• **IL TUO COMPITO**
Rispondi per favore a queste domande sul brano dedicato alla perovskite:
1. In quale città ha sede il gruppo New Time?
2. Chi è l'amministratore delegato dell'azienda?
3. In quali regioni italiane si trovano giacimenti di perovskite?

• **BRANO PROPOSTO**
New Time accelera sull'impiego della perovskite nel fotovoltaico
Realizzati pannelli con oltre il 30% del minerale cristallino
New Time accelera sull'industrializzazione della perovskite, il minerale cristallino idoneo per la realizzazione di pannelli fotovoltaici. E' quanto afferma il gruppo di Forlì che ha radunato per 2 giorni gli esperti del settore per fare il punto sullo sviluppo del progetto 'Perovskin', che prende il nome dallo scopritore russo del minerale Alekseevic Perovkij. "Con il progetto - spiega l'amministratore delegato Paolo Cimatti - non stiamo semplicemente sviluppando un nuovo prodotto, ma stiamo costruendo il ponte che mancava tra l'eccellenza della ricerca accademica e la capacità realizzativa della grande industria". "L'incontro con professionisti del calibro di Miro Zeman, Silvia Colella e Andrea Listorti - sottolinea - ci ha permesso di fondere visioni e competenze tecniche in un'ottica comune". L'obiettivo dell'azienda forlivese è di "costruire un network della perovskite, che metta in rete competenze scientifiche e industriali, coordinando lo sviluppo della tecnologia e trasformandola in una piattaforma produttiva concreta." L'impiego della perovskite, presente anche in Italia con giacimenti in Lazio e in Campania, consente di creare "una tecnologia fotovoltaica di nuova generazione, che unisce elevata flessibilità progettuale, integrazione architettonica e prospettive di efficienza superiori, soprattutto nelle architetture tandem, già oltre la soglia del 30% in laboratorio", chiarisce Cimatti. "In uno scenario geopolitico in cui il controllo delle filiere energetiche e dei materiali incide sempre più sugli equilibri industriali - conclude - New Time sceglie di investire nella costruzione interna di competenze, processi e capacità produttive, con l'obiettivo di trasformare l'innovazione scientifica in un asset industriale per lo sviluppo tecnologico del paese.

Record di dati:
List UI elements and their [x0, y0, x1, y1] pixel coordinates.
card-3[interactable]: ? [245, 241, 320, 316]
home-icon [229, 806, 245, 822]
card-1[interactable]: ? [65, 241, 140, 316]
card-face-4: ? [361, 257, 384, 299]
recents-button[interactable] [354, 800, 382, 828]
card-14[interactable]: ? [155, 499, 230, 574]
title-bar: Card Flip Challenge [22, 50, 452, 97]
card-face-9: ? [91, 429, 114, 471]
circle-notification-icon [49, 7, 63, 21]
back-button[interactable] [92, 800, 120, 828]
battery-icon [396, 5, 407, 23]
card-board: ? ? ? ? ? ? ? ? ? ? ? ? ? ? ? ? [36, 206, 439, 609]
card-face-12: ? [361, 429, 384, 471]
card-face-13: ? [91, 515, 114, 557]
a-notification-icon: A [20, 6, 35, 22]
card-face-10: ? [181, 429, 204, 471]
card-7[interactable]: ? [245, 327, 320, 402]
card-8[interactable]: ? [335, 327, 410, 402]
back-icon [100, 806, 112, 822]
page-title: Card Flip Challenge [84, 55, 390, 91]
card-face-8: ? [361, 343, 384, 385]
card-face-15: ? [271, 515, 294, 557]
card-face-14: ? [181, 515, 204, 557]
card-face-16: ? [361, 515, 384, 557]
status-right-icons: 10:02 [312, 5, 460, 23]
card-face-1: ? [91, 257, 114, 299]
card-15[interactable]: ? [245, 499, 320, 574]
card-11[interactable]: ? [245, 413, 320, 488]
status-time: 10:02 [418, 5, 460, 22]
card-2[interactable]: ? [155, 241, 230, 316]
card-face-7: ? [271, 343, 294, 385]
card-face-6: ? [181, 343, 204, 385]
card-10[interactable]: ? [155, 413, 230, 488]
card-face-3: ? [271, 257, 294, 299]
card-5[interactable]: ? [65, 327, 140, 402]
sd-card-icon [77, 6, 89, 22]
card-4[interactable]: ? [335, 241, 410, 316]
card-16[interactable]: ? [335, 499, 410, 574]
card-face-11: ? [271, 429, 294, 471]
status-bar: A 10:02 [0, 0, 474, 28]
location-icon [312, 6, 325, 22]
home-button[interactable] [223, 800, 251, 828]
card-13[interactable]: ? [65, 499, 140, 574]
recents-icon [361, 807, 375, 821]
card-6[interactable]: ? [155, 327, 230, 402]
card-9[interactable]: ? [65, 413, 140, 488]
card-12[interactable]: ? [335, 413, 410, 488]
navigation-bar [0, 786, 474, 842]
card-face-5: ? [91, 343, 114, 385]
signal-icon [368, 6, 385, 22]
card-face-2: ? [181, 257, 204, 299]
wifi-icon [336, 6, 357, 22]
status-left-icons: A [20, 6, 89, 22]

• **SPAZIO RISPOSTA**
1. Forlì.
2. Paolo Cimatti.
3. Lazio e Campania.